* **Do this**
Pick out the lines in the listing below that contain the word "ContextLoaderListener" and copy them.

* **Raw data**
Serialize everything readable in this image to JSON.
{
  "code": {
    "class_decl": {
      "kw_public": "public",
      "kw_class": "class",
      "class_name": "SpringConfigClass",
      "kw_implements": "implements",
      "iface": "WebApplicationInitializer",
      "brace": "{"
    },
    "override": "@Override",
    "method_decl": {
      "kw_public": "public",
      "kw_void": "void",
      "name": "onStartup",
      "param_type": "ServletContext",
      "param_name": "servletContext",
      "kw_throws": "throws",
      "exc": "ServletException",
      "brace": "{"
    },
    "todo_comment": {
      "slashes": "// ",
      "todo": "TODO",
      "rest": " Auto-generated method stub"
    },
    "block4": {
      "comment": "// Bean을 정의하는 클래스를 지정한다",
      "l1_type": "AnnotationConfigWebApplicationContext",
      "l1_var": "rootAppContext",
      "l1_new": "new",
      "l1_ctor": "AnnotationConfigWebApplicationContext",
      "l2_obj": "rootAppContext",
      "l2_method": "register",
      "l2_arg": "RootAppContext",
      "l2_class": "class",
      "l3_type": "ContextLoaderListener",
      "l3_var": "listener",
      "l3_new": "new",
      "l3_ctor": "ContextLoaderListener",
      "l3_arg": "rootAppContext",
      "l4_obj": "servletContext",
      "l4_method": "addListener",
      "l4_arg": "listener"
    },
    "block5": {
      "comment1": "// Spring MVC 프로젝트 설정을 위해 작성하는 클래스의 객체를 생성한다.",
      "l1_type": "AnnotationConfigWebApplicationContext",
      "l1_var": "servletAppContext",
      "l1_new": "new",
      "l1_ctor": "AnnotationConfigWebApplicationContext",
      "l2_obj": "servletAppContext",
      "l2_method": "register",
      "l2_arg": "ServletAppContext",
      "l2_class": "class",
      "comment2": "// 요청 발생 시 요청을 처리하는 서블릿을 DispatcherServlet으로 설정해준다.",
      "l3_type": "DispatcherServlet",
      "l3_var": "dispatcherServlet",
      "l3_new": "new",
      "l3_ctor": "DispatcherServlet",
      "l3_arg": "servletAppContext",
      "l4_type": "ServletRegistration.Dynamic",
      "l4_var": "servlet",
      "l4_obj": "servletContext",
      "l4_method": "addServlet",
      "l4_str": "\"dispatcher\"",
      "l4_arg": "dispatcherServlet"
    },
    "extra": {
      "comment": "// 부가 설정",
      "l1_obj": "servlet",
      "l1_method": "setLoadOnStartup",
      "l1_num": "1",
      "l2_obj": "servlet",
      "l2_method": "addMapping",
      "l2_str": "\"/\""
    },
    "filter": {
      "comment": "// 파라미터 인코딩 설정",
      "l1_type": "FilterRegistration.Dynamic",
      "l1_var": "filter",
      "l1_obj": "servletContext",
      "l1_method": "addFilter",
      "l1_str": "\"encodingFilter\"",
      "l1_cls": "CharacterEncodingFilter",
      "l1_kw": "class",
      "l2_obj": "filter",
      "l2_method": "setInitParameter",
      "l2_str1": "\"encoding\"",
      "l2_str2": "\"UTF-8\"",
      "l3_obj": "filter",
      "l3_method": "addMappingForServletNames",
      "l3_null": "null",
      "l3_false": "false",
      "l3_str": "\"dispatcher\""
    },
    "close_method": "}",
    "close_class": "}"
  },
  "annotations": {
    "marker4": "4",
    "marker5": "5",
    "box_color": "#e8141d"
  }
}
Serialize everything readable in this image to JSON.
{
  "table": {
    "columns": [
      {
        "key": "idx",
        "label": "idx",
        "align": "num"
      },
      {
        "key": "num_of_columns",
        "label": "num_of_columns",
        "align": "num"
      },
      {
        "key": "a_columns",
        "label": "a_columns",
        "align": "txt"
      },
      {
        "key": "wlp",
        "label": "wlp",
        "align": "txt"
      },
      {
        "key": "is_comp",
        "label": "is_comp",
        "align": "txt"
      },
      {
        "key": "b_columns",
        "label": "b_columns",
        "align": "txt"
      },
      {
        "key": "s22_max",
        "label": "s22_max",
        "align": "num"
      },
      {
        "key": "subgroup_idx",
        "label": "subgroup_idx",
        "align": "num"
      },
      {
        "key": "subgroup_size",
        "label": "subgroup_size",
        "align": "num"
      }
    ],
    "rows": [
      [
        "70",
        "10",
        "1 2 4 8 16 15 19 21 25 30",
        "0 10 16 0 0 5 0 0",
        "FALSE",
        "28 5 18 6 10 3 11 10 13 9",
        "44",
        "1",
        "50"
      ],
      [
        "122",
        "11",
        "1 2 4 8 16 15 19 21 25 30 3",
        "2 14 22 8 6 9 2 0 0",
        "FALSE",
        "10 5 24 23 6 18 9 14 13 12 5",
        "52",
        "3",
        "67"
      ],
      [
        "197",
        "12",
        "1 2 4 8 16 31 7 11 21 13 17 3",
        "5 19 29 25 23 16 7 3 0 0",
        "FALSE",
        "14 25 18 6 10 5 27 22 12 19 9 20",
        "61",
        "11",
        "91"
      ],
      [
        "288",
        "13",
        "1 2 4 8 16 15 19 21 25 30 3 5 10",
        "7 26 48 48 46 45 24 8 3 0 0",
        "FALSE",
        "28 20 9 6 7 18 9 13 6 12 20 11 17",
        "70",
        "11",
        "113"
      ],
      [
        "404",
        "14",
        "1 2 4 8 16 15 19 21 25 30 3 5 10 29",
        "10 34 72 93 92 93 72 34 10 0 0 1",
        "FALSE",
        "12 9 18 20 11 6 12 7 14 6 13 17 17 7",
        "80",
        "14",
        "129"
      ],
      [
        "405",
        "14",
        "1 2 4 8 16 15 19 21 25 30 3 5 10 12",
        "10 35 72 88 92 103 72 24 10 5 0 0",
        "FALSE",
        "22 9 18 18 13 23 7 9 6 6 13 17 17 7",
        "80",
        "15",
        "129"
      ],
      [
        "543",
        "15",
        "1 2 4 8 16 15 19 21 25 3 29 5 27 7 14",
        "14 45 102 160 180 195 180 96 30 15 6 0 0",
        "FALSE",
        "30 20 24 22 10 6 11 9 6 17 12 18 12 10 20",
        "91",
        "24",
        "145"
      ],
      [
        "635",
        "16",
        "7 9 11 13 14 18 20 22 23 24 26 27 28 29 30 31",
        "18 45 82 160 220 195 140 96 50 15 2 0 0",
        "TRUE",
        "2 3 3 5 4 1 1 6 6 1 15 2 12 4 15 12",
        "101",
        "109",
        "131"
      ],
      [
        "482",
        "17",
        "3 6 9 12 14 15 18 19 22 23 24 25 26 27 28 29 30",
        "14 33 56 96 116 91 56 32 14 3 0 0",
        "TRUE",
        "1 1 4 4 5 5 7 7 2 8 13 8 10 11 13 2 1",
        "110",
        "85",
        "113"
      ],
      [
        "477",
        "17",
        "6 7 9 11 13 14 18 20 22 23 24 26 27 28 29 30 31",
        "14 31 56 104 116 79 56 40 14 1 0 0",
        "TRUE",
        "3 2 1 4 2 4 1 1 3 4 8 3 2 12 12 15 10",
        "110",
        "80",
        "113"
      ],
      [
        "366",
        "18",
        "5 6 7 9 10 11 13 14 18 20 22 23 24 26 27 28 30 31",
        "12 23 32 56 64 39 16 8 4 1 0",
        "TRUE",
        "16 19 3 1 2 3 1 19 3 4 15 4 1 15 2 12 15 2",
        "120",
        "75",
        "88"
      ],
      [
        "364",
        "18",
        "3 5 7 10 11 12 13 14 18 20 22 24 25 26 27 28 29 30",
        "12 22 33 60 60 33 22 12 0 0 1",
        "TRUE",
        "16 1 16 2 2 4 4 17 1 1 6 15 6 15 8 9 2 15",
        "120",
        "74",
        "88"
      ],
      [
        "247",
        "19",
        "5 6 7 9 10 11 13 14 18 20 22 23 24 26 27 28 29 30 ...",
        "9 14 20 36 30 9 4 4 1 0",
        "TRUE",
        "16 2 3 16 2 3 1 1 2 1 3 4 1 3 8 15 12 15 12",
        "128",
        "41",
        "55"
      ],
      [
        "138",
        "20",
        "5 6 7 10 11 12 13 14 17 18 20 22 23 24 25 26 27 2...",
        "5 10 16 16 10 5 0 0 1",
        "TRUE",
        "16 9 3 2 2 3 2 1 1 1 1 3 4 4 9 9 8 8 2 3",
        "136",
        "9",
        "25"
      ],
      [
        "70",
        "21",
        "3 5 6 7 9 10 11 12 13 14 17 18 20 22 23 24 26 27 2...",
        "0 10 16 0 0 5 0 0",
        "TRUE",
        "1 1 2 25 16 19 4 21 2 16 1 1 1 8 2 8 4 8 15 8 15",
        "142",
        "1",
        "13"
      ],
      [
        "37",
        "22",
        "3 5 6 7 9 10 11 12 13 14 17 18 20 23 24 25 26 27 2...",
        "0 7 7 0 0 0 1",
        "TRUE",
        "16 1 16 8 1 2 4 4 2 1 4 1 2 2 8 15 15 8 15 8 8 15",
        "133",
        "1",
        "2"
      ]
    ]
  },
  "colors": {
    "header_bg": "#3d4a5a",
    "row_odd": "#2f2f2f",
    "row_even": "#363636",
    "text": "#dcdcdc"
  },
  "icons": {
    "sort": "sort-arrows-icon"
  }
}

* **Complete output**
      "l3_type": "ContextLoaderListener",
      "l3_ctor": "ContextLoaderListener",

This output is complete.